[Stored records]
- - -
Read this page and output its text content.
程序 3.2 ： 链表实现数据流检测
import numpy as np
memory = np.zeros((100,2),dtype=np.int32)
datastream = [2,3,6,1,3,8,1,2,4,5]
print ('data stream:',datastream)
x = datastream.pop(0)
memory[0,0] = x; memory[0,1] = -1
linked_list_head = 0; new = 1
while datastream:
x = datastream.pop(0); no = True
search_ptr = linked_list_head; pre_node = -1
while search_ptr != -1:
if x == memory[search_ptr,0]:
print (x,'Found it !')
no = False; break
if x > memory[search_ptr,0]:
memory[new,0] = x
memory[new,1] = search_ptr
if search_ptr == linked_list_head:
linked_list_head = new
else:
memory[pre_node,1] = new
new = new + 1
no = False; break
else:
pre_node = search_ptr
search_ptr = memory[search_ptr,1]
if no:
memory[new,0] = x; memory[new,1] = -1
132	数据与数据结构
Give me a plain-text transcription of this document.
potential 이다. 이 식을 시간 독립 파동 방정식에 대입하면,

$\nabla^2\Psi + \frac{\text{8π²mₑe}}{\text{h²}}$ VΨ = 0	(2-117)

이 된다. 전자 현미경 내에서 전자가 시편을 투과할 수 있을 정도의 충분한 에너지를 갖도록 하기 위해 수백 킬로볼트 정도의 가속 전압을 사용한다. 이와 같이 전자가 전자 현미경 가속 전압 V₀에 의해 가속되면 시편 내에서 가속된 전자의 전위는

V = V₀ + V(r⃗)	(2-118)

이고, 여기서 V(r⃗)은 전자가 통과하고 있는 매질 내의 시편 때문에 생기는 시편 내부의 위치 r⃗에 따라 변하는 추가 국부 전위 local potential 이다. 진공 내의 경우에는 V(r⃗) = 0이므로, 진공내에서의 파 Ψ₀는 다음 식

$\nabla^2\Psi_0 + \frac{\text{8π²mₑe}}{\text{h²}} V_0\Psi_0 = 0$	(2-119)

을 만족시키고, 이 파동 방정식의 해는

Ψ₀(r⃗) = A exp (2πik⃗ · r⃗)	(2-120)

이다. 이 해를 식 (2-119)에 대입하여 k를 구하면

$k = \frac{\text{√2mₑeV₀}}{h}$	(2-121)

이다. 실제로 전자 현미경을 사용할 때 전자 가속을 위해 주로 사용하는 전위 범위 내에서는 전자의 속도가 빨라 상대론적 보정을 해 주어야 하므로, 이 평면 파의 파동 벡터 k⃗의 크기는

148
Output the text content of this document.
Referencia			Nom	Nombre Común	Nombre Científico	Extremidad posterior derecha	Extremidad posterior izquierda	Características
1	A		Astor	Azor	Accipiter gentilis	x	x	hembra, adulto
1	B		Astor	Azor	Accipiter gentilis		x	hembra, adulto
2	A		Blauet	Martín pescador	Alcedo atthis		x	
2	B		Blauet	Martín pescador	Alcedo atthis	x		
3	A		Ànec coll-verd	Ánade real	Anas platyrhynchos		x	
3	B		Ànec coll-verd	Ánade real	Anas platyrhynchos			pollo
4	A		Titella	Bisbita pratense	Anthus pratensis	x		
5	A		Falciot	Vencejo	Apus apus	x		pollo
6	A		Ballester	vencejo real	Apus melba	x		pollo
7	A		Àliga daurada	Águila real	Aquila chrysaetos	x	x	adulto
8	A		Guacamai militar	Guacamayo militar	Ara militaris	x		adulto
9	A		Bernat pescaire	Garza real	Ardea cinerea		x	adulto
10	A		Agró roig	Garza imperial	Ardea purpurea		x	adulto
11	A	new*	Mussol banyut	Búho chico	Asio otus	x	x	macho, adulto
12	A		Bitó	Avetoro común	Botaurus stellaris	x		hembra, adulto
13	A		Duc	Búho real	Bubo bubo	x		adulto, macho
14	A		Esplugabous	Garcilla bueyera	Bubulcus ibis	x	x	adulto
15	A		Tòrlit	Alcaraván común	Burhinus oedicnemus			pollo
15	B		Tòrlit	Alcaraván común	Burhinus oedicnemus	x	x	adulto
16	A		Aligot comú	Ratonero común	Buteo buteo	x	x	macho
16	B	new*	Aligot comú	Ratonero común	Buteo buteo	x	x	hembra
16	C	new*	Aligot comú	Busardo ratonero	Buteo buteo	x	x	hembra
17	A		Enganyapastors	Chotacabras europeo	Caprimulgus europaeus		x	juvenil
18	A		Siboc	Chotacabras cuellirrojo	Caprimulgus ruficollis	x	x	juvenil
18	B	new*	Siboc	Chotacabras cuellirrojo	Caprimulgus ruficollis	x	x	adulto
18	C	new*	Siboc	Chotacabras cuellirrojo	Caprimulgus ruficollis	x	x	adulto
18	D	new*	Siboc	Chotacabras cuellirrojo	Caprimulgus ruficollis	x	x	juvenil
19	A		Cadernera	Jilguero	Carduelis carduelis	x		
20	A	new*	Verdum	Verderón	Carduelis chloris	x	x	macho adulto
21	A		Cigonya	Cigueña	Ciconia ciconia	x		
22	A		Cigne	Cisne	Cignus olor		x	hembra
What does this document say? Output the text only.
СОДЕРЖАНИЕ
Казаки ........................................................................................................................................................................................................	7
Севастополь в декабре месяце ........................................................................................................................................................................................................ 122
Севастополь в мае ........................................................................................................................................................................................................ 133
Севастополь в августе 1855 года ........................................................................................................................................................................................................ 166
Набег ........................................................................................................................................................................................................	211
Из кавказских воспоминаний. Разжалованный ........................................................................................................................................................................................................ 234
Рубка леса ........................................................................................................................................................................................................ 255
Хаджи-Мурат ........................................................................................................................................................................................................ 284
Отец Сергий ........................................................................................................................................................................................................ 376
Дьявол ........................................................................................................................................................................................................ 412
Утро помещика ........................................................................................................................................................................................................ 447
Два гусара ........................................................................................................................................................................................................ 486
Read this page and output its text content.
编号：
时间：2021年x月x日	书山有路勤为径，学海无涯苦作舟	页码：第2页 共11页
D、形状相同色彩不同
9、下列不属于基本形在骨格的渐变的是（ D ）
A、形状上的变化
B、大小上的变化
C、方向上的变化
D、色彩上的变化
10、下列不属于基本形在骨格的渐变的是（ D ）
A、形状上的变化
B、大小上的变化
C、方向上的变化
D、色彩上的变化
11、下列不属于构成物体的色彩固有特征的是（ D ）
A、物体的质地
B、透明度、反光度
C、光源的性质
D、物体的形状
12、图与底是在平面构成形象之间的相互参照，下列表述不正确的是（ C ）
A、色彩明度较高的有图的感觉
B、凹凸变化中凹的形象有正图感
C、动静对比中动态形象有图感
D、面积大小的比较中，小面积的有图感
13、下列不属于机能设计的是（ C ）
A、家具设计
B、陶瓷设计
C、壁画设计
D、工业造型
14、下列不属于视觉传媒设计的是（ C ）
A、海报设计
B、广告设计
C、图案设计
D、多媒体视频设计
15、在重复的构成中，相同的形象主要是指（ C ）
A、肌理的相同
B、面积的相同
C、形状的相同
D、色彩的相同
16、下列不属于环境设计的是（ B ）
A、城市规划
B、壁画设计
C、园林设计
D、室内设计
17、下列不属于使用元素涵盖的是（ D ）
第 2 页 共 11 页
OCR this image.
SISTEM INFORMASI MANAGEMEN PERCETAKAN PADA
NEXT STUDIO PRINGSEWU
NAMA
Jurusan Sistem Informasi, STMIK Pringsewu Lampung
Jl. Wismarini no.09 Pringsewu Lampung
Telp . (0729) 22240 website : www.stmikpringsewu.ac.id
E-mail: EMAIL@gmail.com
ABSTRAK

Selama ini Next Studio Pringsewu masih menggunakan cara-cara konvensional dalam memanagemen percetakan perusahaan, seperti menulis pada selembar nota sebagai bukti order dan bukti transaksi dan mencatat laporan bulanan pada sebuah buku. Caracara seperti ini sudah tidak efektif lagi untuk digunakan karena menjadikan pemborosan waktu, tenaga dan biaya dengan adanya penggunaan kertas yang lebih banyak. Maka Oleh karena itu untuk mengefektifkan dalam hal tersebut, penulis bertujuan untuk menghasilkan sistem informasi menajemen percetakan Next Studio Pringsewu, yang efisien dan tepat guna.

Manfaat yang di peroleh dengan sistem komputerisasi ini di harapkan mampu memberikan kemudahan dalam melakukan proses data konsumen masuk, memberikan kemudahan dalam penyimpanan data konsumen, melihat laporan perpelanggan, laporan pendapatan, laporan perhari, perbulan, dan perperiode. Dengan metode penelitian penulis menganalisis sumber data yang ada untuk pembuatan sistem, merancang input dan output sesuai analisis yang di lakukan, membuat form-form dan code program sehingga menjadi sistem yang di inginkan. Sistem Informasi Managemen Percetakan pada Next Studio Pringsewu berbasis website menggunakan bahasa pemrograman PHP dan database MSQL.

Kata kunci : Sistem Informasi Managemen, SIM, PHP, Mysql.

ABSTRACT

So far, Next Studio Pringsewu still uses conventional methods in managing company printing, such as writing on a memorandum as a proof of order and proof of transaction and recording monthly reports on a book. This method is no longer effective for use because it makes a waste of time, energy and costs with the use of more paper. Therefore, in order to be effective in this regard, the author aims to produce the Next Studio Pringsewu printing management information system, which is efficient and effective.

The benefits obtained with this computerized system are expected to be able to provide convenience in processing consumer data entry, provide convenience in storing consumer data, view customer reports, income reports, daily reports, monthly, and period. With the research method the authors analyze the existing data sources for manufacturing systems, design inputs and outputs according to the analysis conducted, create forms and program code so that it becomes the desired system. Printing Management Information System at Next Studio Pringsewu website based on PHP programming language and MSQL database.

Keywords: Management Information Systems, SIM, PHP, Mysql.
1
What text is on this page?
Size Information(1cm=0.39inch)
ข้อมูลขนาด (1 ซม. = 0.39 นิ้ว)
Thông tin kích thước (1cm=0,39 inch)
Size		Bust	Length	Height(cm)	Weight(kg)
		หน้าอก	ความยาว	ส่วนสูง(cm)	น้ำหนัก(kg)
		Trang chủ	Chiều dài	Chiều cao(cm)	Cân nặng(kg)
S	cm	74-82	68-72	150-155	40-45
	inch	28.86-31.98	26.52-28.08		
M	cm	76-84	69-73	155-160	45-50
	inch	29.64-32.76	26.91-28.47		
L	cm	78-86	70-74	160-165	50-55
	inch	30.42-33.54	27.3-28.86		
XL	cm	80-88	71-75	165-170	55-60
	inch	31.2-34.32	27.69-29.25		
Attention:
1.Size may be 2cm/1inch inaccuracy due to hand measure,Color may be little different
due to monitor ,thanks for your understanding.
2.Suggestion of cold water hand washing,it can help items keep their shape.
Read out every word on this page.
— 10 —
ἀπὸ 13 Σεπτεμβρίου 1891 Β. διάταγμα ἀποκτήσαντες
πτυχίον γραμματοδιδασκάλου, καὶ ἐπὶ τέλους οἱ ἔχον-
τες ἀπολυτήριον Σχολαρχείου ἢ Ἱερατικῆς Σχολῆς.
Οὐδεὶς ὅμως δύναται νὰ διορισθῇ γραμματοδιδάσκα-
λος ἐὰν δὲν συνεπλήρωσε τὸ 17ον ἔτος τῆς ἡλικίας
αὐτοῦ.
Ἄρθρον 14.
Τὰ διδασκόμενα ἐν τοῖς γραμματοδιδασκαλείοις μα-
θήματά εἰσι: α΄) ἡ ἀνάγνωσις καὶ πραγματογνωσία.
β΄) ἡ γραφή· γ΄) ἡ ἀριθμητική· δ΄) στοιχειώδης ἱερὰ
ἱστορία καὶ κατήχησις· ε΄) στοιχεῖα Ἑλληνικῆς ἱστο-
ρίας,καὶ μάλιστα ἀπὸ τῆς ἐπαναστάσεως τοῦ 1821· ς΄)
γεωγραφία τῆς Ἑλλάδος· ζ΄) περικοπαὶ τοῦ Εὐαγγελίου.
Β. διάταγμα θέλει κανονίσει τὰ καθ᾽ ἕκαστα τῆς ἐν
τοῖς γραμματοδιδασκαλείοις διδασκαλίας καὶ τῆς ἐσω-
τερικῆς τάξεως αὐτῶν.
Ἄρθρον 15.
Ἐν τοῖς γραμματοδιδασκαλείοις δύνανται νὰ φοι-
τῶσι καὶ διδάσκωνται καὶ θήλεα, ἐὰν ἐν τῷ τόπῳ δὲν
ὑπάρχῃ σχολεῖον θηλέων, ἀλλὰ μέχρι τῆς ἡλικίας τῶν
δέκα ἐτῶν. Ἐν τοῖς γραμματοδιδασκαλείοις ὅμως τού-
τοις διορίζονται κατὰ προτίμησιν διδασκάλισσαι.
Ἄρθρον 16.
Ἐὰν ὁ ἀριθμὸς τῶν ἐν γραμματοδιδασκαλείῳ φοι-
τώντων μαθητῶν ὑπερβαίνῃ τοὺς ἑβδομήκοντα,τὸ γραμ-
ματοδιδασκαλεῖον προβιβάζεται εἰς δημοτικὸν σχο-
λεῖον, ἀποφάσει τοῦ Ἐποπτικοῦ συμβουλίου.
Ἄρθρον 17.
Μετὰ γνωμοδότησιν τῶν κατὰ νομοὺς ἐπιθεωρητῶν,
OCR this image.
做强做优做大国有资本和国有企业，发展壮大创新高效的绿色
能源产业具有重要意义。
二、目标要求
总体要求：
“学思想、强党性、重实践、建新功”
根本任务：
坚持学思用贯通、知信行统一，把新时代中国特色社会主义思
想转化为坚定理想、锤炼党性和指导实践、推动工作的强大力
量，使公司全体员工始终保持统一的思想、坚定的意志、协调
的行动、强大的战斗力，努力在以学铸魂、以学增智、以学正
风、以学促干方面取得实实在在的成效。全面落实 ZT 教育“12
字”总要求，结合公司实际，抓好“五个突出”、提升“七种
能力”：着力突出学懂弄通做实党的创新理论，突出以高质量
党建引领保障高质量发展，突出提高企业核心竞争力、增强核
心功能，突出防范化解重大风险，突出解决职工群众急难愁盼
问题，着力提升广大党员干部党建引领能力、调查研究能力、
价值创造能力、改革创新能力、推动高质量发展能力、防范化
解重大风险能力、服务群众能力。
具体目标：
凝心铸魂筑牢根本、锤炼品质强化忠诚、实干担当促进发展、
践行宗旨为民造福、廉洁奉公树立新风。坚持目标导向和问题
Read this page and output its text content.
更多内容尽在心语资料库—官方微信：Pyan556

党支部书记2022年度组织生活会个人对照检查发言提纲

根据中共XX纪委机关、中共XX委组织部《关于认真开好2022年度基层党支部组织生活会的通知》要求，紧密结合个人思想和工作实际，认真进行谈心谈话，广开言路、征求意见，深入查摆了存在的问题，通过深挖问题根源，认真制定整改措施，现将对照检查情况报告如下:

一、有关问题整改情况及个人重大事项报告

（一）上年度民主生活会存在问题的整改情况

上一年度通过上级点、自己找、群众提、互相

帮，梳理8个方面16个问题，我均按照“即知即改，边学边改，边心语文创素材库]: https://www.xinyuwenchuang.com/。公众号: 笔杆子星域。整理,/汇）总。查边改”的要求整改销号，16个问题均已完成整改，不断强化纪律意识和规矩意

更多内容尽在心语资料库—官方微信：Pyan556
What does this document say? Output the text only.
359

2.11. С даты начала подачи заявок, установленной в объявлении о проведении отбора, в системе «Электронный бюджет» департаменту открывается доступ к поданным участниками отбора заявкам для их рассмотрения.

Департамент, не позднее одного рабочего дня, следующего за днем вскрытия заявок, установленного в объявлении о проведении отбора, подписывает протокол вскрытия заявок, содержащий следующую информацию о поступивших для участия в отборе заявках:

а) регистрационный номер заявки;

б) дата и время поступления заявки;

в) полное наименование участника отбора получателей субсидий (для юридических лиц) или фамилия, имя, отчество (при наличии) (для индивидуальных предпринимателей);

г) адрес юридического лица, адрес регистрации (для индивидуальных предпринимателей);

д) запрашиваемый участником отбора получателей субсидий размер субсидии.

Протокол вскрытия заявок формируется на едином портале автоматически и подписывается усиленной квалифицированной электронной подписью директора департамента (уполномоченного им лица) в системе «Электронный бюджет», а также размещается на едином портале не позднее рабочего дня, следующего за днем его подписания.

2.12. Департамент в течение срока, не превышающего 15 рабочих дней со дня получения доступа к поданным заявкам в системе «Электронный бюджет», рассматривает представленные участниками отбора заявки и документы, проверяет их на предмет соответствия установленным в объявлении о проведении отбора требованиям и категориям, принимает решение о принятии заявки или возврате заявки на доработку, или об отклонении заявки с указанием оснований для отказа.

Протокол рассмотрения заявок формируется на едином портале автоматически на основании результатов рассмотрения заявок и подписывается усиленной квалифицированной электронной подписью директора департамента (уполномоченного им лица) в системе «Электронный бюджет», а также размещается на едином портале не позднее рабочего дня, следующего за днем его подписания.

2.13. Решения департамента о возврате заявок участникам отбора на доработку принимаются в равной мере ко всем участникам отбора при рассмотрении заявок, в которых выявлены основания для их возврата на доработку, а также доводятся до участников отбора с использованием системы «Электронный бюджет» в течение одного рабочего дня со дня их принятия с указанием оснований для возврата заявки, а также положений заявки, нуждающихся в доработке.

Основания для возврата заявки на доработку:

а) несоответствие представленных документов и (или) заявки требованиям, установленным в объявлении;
- - -
Count up every line above that has the word "hembra" in it; answer with the number alone.

• Problem solution
6